§ The input
[start]

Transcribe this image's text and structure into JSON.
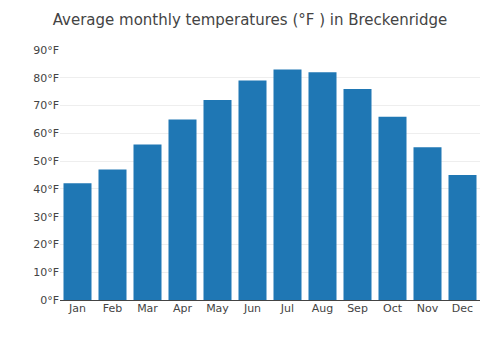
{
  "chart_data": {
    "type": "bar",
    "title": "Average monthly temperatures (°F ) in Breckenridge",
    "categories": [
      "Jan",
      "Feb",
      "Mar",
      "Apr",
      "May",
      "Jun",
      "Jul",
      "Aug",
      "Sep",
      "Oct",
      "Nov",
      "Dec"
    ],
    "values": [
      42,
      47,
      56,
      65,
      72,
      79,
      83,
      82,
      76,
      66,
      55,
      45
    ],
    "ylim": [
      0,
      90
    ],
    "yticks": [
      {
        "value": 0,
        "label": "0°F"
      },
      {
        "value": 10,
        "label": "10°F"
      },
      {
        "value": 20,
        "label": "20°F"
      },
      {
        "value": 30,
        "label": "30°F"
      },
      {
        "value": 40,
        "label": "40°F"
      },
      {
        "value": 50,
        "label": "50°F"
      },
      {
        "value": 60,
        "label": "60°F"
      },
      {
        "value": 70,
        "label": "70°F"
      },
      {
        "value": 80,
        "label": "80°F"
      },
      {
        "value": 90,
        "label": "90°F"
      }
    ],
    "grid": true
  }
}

[end]

§ Written task
Your task is to gather all lines from the entries above that hold the word "label".

§ Correct response
        "label": "0°F"
        "label": "10°F"
        "label": "20°F"
        "label": "30°F"
        "label": "40°F"
        "label": "50°F"
        "label": "60°F"
        "label": "70°F"
        "label": "80°F"
        "label": "90°F"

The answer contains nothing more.